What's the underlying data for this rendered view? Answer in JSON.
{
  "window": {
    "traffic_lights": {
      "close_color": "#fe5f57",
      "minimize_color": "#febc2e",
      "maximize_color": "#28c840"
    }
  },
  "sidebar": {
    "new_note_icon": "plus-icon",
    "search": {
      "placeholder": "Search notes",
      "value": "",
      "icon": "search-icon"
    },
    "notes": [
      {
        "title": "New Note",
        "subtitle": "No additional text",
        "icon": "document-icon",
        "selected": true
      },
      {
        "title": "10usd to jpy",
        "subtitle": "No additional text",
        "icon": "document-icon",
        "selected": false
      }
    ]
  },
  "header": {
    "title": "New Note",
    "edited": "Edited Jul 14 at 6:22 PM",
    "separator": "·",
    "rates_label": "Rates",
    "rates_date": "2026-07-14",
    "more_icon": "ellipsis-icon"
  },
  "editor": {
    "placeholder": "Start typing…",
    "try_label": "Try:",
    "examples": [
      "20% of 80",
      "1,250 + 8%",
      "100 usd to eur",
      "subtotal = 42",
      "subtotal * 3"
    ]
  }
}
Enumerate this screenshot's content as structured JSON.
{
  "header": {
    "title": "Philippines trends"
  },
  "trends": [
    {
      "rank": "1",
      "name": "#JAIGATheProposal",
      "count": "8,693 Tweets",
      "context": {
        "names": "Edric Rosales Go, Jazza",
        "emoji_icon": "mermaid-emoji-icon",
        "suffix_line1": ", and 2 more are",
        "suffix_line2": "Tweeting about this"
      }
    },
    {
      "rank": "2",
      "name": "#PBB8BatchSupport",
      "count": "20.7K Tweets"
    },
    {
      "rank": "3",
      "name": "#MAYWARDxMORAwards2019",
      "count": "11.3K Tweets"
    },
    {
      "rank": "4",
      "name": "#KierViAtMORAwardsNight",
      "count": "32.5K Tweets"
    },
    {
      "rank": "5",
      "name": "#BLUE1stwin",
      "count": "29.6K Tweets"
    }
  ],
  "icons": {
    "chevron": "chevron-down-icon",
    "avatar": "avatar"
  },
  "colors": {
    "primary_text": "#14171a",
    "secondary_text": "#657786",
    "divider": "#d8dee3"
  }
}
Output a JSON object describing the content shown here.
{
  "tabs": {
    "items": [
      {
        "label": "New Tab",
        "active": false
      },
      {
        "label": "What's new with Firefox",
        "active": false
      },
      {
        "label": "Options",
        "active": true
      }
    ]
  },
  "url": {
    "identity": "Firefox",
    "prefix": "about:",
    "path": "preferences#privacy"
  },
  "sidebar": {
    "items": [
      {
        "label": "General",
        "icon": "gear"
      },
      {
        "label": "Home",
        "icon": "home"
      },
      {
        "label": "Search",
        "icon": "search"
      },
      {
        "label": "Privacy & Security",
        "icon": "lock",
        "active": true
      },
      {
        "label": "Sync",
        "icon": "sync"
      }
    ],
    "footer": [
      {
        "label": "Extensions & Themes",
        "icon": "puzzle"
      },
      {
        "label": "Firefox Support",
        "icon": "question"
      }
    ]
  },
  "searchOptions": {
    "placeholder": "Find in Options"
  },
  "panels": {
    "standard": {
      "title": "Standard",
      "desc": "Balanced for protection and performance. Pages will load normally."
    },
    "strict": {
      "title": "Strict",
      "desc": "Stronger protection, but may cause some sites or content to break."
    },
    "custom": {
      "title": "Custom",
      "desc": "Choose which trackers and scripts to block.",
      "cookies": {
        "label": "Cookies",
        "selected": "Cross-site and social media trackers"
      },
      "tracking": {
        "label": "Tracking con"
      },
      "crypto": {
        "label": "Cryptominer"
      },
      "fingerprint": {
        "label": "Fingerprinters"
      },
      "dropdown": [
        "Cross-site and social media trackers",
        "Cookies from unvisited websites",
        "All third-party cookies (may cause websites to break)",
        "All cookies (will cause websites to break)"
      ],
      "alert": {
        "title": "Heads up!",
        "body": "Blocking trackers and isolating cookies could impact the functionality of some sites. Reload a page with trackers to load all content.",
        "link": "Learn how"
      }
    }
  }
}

• _What to work on_
Please output the entries above, every line exactly as it reads.

• _Final result_
What's the underlying data for this rendered view? Answer in JSON.
{
  "window": {
    "traffic_lights": {
      "close_color": "#fe5f57",
      "minimize_color": "#febc2e",
      "maximize_color": "#28c840"
    }
  },
  "sidebar": {
    "new_note_icon": "plus-icon",
    "search": {
      "placeholder": "Search notes",
      "value": "",
      "icon": "search-icon"
    },
    "notes": [
      {
        "title": "New Note",
        "subtitle": "No additional text",
        "icon": "document-icon",
        "selected": true
      },
      {
        "title": "10usd to jpy",
        "subtitle": "No additional text",
        "icon": "document-icon",
        "selected": false
      }
    ]
  },
  "header": {
    "title": "New Note",
    "edited": "Edited Jul 14 at 6:22 PM",
    "separator": "·",
    "rates_label": "Rates",
    "rates_date": "2026-07-14",
    "more_icon": "ellipsis-icon"
  },
  "editor": {
    "placeholder": "Start typing…",
    "try_label": "Try:",
    "examples": [
      "20% of 80",
      "1,250 + 8%",
      "100 usd to eur",
      "subtotal = 42",
      "subtotal * 3"
    ]
  }
}
Enumerate this screenshot's content as structured JSON.
{
  "header": {
    "title": "Philippines trends"
  },
  "trends": [
    {
      "rank": "1",
      "name": "#JAIGATheProposal",
      "count": "8,693 Tweets",
      "context": {
        "names": "Edric Rosales Go, Jazza",
        "emoji_icon": "mermaid-emoji-icon",
        "suffix_line1": ", and 2 more are",
        "suffix_line2": "Tweeting about this"
      }
    },
    {
      "rank": "2",
      "name": "#PBB8BatchSupport",
      "count": "20.7K Tweets"
    },
    {
      "rank": "3",
      "name": "#MAYWARDxMORAwards2019",
      "count": "11.3K Tweets"
    },
    {
      "rank": "4",
      "name": "#KierViAtMORAwardsNight",
      "count": "32.5K Tweets"
    },
    {
      "rank": "5",
      "name": "#BLUE1stwin",
      "count": "29.6K Tweets"
    }
  ],
  "icons": {
    "chevron": "chevron-down-icon",
    "avatar": "avatar"
  },
  "colors": {
    "primary_text": "#14171a",
    "secondary_text": "#657786",
    "divider": "#d8dee3"
  }
}
Output a JSON object describing the content shown here.
{
  "tabs": {
    "items": [
      {
        "label": "New Tab",
        "active": false
      },
      {
        "label": "What's new with Firefox",
        "active": false
      },
      {
        "label": "Options",
        "active": true
      }
    ]
  },
  "url": {
    "identity": "Firefox",
    "prefix": "about:",
    "path": "preferences#privacy"
  },
  "sidebar": {
    "items": [
      {
        "label": "General",
        "icon": "gear"
      },
      {
        "label": "Home",
        "icon": "home"
      },
      {
        "label": "Search",
        "icon": "search"
      },
      {
        "label": "Privacy & Security",
        "icon": "lock",
        "active": true
      },
      {
        "label": "Sync",
        "icon": "sync"
      }
    ],
    "footer": [
      {
        "label": "Extensions & Themes",
        "icon": "puzzle"
      },
      {
        "label": "Firefox Support",
        "icon": "question"
      }
    ]
  },
  "searchOptions": {
    "placeholder": "Find in Options"
  },
  "panels": {
    "standard": {
      "title": "Standard",
      "desc": "Balanced for protection and performance. Pages will load normally."
    },
    "strict": {
      "title": "Strict",
      "desc": "Stronger protection, but may cause some sites or content to break."
    },
    "custom": {
      "title": "Custom",
      "desc": "Choose which trackers and scripts to block.",
      "cookies": {
        "label": "Cookies",
        "selected": "Cross-site and social media trackers"
      },
      "tracking": {
        "label": "Tracking con"
      },
      "crypto": {
        "label": "Cryptominer"
      },
      "fingerprint": {
        "label": "Fingerprinters"
      },
      "dropdown": [
        "Cross-site and social media trackers",
        "Cookies from unvisited websites",
        "All third-party cookies (may cause websites to break)",
        "All cookies (will cause websites to break)"
      ],
      "alert": {
        "title": "Heads up!",
        "body": "Blocking trackers and isolating cookies could impact the functionality of some sites. Reload a page with trackers to load all content.",
        "link": "Learn how"
      }
    }
  }
}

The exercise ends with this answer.